[Saved entries]
::::
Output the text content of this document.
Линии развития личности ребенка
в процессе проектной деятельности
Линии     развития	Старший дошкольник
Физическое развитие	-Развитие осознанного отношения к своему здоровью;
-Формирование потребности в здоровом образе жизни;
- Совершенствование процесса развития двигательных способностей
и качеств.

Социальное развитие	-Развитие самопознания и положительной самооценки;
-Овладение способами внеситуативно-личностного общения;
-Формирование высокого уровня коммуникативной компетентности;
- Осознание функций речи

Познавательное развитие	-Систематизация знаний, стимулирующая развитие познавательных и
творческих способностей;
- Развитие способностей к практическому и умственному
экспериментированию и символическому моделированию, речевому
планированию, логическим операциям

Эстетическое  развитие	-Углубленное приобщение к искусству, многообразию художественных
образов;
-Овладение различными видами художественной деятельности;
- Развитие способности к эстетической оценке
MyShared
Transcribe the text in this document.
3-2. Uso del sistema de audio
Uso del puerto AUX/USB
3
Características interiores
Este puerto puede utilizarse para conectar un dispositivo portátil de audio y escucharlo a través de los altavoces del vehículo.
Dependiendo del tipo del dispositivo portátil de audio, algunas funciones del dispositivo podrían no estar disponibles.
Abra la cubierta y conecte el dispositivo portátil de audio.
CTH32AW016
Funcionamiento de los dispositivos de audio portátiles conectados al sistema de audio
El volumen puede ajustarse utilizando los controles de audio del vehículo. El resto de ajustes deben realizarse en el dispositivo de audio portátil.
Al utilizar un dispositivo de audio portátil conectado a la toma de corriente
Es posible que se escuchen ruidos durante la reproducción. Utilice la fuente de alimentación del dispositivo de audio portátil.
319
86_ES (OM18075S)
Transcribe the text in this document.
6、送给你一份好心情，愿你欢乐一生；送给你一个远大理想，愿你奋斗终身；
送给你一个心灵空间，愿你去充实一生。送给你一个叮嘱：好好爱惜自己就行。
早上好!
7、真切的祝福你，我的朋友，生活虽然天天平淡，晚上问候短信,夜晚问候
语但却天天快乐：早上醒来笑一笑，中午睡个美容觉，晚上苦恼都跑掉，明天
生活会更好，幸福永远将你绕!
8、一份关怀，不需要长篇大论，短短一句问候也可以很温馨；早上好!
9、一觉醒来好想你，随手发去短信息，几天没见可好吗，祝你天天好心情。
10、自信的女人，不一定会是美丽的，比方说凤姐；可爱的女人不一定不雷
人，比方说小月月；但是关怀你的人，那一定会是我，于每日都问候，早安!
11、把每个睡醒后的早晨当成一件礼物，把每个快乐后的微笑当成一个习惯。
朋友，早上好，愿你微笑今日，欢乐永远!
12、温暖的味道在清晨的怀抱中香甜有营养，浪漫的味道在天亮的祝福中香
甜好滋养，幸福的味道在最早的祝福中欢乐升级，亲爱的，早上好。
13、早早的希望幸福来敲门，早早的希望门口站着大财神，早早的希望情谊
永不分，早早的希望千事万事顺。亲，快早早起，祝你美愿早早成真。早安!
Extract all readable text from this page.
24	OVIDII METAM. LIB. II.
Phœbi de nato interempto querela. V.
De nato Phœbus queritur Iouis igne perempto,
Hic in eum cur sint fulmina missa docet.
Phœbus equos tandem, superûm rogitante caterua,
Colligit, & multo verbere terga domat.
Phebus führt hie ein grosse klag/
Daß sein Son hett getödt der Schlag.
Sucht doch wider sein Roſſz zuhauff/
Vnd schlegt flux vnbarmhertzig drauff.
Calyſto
::::
- **Job**
Every entry should be printed again exactly as it stands.

- **Expected output**
Output the text content of this document.
Линии развития личности ребенка
в процессе проектной деятельности
Линии     развития	Старший дошкольник
Физическое развитие	-Развитие осознанного отношения к своему здоровью;
-Формирование потребности в здоровом образе жизни;
- Совершенствование процесса развития двигательных способностей
и качеств.

Социальное развитие	-Развитие самопознания и положительной самооценки;
-Овладение способами внеситуативно-личностного общения;
-Формирование высокого уровня коммуникативной компетентности;
- Осознание функций речи

Познавательное развитие	-Систематизация знаний, стимулирующая развитие познавательных и
творческих способностей;
- Развитие способностей к практическому и умственному
экспериментированию и символическому моделированию, речевому
планированию, логическим операциям

Эстетическое  развитие	-Углубленное приобщение к искусству, многообразию художественных
образов;
-Овладение различными видами художественной деятельности;
- Развитие способности к эстетической оценке
MyShared
Transcribe the text in this document.
3-2. Uso del sistema de audio
Uso del puerto AUX/USB
3
Características interiores
Este puerto puede utilizarse para conectar un dispositivo portátil de audio y escucharlo a través de los altavoces del vehículo.
Dependiendo del tipo del dispositivo portátil de audio, algunas funciones del dispositivo podrían no estar disponibles.
Abra la cubierta y conecte el dispositivo portátil de audio.
CTH32AW016
Funcionamiento de los dispositivos de audio portátiles conectados al sistema de audio
El volumen puede ajustarse utilizando los controles de audio del vehículo. El resto de ajustes deben realizarse en el dispositivo de audio portátil.
Al utilizar un dispositivo de audio portátil conectado a la toma de corriente
Es posible que se escuchen ruidos durante la reproducción. Utilice la fuente de alimentación del dispositivo de audio portátil.
319
86_ES (OM18075S)
Transcribe the text in this document.
6、送给你一份好心情，愿你欢乐一生；送给你一个远大理想，愿你奋斗终身；
送给你一个心灵空间，愿你去充实一生。送给你一个叮嘱：好好爱惜自己就行。
早上好!
7、真切的祝福你，我的朋友，生活虽然天天平淡，晚上问候短信,夜晚问候
语但却天天快乐：早上醒来笑一笑，中午睡个美容觉，晚上苦恼都跑掉，明天
生活会更好，幸福永远将你绕!
8、一份关怀，不需要长篇大论，短短一句问候也可以很温馨；早上好!
9、一觉醒来好想你，随手发去短信息，几天没见可好吗，祝你天天好心情。
10、自信的女人，不一定会是美丽的，比方说凤姐；可爱的女人不一定不雷
人，比方说小月月；但是关怀你的人，那一定会是我，于每日都问候，早安!
11、把每个睡醒后的早晨当成一件礼物，把每个快乐后的微笑当成一个习惯。
朋友，早上好，愿你微笑今日，欢乐永远!
12、温暖的味道在清晨的怀抱中香甜有营养，浪漫的味道在天亮的祝福中香
甜好滋养，幸福的味道在最早的祝福中欢乐升级，亲爱的，早上好。
13、早早的希望幸福来敲门，早早的希望门口站着大财神，早早的希望情谊
永不分，早早的希望千事万事顺。亲，快早早起，祝你美愿早早成真。早安!
Extract all readable text from this page.
24	OVIDII METAM. LIB. II.
Phœbi de nato interempto querela. V.
De nato Phœbus queritur Iouis igne perempto,
Hic in eum cur sint fulmina missa docet.
Phœbus equos tandem, superûm rogitante caterua,
Colligit, & multo verbere terga domat.
Phebus führt hie ein grosse klag/
Daß sein Son hett getödt der Schlag.
Sucht doch wider sein Roſſz zuhauff/
Vnd schlegt flux vnbarmhertzig drauff.
Calyſto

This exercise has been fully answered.